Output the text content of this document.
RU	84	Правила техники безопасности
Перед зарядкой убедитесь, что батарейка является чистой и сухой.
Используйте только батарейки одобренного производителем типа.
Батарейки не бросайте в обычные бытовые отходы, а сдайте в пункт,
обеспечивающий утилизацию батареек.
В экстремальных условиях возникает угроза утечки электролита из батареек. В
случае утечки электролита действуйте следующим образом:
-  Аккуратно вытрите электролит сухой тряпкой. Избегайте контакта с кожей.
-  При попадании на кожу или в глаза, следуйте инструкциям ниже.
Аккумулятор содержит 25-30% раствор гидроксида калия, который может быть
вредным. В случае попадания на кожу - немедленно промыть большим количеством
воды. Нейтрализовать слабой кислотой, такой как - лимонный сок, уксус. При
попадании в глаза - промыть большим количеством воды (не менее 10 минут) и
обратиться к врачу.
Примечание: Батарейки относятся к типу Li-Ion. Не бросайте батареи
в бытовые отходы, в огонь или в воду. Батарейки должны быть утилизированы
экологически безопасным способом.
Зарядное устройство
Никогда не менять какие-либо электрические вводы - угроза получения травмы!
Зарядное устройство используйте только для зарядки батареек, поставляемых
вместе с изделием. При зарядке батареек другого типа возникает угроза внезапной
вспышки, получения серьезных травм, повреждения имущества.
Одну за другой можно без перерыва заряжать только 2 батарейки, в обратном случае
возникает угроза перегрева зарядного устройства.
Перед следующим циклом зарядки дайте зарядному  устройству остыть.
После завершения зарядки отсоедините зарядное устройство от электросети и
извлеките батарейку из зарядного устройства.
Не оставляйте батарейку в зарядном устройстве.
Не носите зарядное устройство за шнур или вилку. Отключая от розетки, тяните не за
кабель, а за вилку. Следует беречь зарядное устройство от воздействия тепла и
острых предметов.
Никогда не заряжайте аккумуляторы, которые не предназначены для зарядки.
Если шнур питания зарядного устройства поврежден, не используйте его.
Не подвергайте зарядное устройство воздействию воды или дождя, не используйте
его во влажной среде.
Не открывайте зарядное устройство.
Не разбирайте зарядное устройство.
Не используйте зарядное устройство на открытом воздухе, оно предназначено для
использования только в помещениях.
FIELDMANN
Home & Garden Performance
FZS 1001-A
::::
### Given task
Which lines above contain the word "батареек"? Copy each of them.

### Answer to this exercise
обеспечивающий утилизацию батареек.
В экстремальных условиях возникает угроза утечки электролита из батареек. В
Зарядное устройство используйте только для зарядки батареек, поставляемых
вместе с изделием. При зарядке батареек другого типа возникает угроза внезапной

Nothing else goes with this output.